---------- Data excerpts

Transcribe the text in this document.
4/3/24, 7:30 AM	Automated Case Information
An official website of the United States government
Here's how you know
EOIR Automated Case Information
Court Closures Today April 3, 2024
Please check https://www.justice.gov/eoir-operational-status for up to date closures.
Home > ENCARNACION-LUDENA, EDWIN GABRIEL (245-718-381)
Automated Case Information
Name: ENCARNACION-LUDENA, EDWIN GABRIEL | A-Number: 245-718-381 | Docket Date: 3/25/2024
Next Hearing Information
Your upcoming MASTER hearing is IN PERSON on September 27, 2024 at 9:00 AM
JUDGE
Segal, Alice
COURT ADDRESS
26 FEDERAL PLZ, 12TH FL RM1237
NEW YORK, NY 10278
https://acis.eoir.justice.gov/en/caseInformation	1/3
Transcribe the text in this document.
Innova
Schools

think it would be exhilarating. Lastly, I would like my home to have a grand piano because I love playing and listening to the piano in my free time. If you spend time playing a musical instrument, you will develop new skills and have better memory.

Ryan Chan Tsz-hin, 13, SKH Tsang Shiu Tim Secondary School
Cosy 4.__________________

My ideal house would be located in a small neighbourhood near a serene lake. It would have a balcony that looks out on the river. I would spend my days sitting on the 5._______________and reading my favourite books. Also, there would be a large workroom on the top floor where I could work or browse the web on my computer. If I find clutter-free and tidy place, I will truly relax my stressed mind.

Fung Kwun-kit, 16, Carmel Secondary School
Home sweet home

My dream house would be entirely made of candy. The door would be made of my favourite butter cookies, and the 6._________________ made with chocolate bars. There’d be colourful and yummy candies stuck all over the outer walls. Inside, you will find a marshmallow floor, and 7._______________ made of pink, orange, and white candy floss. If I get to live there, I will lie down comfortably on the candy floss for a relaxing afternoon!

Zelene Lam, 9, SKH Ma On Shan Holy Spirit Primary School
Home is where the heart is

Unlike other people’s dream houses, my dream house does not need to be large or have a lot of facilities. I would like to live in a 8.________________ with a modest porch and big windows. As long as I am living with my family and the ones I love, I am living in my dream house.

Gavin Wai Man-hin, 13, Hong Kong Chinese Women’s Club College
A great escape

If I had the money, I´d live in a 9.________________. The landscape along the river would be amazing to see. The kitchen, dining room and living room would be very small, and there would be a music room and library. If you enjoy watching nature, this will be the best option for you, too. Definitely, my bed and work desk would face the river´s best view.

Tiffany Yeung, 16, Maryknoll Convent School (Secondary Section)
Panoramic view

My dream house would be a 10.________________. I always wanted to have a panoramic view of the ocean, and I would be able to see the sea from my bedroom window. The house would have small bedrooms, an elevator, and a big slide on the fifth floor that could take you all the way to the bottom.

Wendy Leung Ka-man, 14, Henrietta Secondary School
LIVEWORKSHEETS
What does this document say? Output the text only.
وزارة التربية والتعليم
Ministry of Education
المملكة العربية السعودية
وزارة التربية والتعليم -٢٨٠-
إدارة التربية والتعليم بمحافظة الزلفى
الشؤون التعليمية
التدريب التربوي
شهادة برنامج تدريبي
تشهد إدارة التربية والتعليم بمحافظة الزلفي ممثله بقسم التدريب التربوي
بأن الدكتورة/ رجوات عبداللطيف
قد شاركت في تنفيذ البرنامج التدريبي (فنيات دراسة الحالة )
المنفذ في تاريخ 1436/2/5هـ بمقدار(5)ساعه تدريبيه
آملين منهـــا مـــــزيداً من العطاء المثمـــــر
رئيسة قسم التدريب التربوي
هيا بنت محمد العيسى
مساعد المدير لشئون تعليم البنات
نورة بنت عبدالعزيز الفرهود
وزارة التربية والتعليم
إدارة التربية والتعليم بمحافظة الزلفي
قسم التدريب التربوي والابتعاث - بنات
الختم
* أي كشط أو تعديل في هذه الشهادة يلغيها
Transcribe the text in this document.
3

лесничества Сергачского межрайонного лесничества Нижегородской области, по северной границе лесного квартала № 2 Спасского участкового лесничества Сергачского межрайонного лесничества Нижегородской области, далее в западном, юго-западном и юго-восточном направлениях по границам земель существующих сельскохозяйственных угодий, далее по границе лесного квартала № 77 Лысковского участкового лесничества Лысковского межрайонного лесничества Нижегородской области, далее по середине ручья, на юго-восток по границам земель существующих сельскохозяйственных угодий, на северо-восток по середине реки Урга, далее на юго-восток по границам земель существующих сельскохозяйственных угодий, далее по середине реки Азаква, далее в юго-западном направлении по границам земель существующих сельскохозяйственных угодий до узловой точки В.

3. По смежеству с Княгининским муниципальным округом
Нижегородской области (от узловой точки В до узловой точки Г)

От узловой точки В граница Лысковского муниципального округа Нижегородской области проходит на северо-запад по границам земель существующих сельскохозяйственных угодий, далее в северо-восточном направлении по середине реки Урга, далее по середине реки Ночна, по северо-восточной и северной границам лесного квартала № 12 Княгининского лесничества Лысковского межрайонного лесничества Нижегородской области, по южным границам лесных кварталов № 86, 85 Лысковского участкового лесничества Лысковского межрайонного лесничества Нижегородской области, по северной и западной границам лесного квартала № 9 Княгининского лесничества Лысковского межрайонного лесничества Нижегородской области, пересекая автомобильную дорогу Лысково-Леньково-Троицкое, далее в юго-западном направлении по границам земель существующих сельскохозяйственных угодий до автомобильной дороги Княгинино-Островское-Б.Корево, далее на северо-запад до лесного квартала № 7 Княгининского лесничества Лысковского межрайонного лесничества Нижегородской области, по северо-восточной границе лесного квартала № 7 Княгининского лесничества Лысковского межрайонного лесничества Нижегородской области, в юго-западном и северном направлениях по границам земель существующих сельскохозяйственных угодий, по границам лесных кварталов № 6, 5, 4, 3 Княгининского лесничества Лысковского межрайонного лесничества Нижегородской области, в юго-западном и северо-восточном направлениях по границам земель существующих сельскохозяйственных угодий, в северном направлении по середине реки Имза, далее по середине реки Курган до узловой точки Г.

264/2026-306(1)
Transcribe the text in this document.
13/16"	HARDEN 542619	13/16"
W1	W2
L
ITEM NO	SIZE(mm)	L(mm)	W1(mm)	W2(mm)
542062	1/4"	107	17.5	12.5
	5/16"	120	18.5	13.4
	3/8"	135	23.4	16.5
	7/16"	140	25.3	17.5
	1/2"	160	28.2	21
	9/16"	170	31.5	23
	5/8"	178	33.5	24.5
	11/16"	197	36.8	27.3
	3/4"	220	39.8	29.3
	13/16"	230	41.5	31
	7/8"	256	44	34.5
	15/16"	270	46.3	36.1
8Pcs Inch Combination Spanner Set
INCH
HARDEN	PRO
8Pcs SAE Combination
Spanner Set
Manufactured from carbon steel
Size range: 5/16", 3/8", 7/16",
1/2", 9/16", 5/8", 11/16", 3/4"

--------------------

» Instructions for the task
Set down every record above exactly as given.

» Full answer
Transcribe the text in this document.
4/3/24, 7:30 AM	Automated Case Information
An official website of the United States government
Here's how you know
EOIR Automated Case Information
Court Closures Today April 3, 2024
Please check https://www.justice.gov/eoir-operational-status for up to date closures.
Home > ENCARNACION-LUDENA, EDWIN GABRIEL (245-718-381)
Automated Case Information
Name: ENCARNACION-LUDENA, EDWIN GABRIEL | A-Number: 245-718-381 | Docket Date: 3/25/2024
Next Hearing Information
Your upcoming MASTER hearing is IN PERSON on September 27, 2024 at 9:00 AM
JUDGE
Segal, Alice
COURT ADDRESS
26 FEDERAL PLZ, 12TH FL RM1237
NEW YORK, NY 10278
https://acis.eoir.justice.gov/en/caseInformation	1/3
Transcribe the text in this document.
Innova
Schools

think it would be exhilarating. Lastly, I would like my home to have a grand piano because I love playing and listening to the piano in my free time. If you spend time playing a musical instrument, you will develop new skills and have better memory.

Ryan Chan Tsz-hin, 13, SKH Tsang Shiu Tim Secondary School
Cosy 4.__________________

My ideal house would be located in a small neighbourhood near a serene lake. It would have a balcony that looks out on the river. I would spend my days sitting on the 5._______________and reading my favourite books. Also, there would be a large workroom on the top floor where I could work or browse the web on my computer. If I find clutter-free and tidy place, I will truly relax my stressed mind.

Fung Kwun-kit, 16, Carmel Secondary School
Home sweet home

My dream house would be entirely made of candy. The door would be made of my favourite butter cookies, and the 6._________________ made with chocolate bars. There’d be colourful and yummy candies stuck all over the outer walls. Inside, you will find a marshmallow floor, and 7._______________ made of pink, orange, and white candy floss. If I get to live there, I will lie down comfortably on the candy floss for a relaxing afternoon!

Zelene Lam, 9, SKH Ma On Shan Holy Spirit Primary School
Home is where the heart is

Unlike other people’s dream houses, my dream house does not need to be large or have a lot of facilities. I would like to live in a 8.________________ with a modest porch and big windows. As long as I am living with my family and the ones I love, I am living in my dream house.

Gavin Wai Man-hin, 13, Hong Kong Chinese Women’s Club College
A great escape

If I had the money, I´d live in a 9.________________. The landscape along the river would be amazing to see. The kitchen, dining room and living room would be very small, and there would be a music room and library. If you enjoy watching nature, this will be the best option for you, too. Definitely, my bed and work desk would face the river´s best view.

Tiffany Yeung, 16, Maryknoll Convent School (Secondary Section)
Panoramic view

My dream house would be a 10.________________. I always wanted to have a panoramic view of the ocean, and I would be able to see the sea from my bedroom window. The house would have small bedrooms, an elevator, and a big slide on the fifth floor that could take you all the way to the bottom.

Wendy Leung Ka-man, 14, Henrietta Secondary School
LIVEWORKSHEETS
What does this document say? Output the text only.
وزارة التربية والتعليم
Ministry of Education
المملكة العربية السعودية
وزارة التربية والتعليم -٢٨٠-
إدارة التربية والتعليم بمحافظة الزلفى
الشؤون التعليمية
التدريب التربوي
شهادة برنامج تدريبي
تشهد إدارة التربية والتعليم بمحافظة الزلفي ممثله بقسم التدريب التربوي
بأن الدكتورة/ رجوات عبداللطيف
قد شاركت في تنفيذ البرنامج التدريبي (فنيات دراسة الحالة )
المنفذ في تاريخ 1436/2/5هـ بمقدار(5)ساعه تدريبيه
آملين منهـــا مـــــزيداً من العطاء المثمـــــر
رئيسة قسم التدريب التربوي
هيا بنت محمد العيسى
مساعد المدير لشئون تعليم البنات
نورة بنت عبدالعزيز الفرهود
وزارة التربية والتعليم
إدارة التربية والتعليم بمحافظة الزلفي
قسم التدريب التربوي والابتعاث - بنات
الختم
* أي كشط أو تعديل في هذه الشهادة يلغيها
Transcribe the text in this document.
3

лесничества Сергачского межрайонного лесничества Нижегородской области, по северной границе лесного квартала № 2 Спасского участкового лесничества Сергачского межрайонного лесничества Нижегородской области, далее в западном, юго-западном и юго-восточном направлениях по границам земель существующих сельскохозяйственных угодий, далее по границе лесного квартала № 77 Лысковского участкового лесничества Лысковского межрайонного лесничества Нижегородской области, далее по середине ручья, на юго-восток по границам земель существующих сельскохозяйственных угодий, на северо-восток по середине реки Урга, далее на юго-восток по границам земель существующих сельскохозяйственных угодий, далее по середине реки Азаква, далее в юго-западном направлении по границам земель существующих сельскохозяйственных угодий до узловой точки В.

3. По смежеству с Княгининским муниципальным округом
Нижегородской области (от узловой точки В до узловой точки Г)

От узловой точки В граница Лысковского муниципального округа Нижегородской области проходит на северо-запад по границам земель существующих сельскохозяйственных угодий, далее в северо-восточном направлении по середине реки Урга, далее по середине реки Ночна, по северо-восточной и северной границам лесного квартала № 12 Княгининского лесничества Лысковского межрайонного лесничества Нижегородской области, по южным границам лесных кварталов № 86, 85 Лысковского участкового лесничества Лысковского межрайонного лесничества Нижегородской области, по северной и западной границам лесного квартала № 9 Княгининского лесничества Лысковского межрайонного лесничества Нижегородской области, пересекая автомобильную дорогу Лысково-Леньково-Троицкое, далее в юго-западном направлении по границам земель существующих сельскохозяйственных угодий до автомобильной дороги Княгинино-Островское-Б.Корево, далее на северо-запад до лесного квартала № 7 Княгининского лесничества Лысковского межрайонного лесничества Нижегородской области, по северо-восточной границе лесного квартала № 7 Княгининского лесничества Лысковского межрайонного лесничества Нижегородской области, в юго-западном и северном направлениях по границам земель существующих сельскохозяйственных угодий, по границам лесных кварталов № 6, 5, 4, 3 Княгининского лесничества Лысковского межрайонного лесничества Нижегородской области, в юго-западном и северо-восточном направлениях по границам земель существующих сельскохозяйственных угодий, в северном направлении по середине реки Имза, далее по середине реки Курган до узловой точки Г.

264/2026-306(1)
Transcribe the text in this document.
13/16"	HARDEN 542619	13/16"
W1	W2
L
ITEM NO	SIZE(mm)	L(mm)	W1(mm)	W2(mm)
542062	1/4"	107	17.5	12.5
	5/16"	120	18.5	13.4
	3/8"	135	23.4	16.5
	7/16"	140	25.3	17.5
	1/2"	160	28.2	21
	9/16"	170	31.5	23
	5/8"	178	33.5	24.5
	11/16"	197	36.8	27.3
	3/4"	220	39.8	29.3
	13/16"	230	41.5	31
	7/8"	256	44	34.5
	15/16"	270	46.3	36.1
8Pcs Inch Combination Spanner Set
INCH
HARDEN	PRO
8Pcs SAE Combination
Spanner Set
Manufactured from carbon steel
Size range: 5/16", 3/8", 7/16",
1/2", 9/16", 5/8", 11/16", 3/4"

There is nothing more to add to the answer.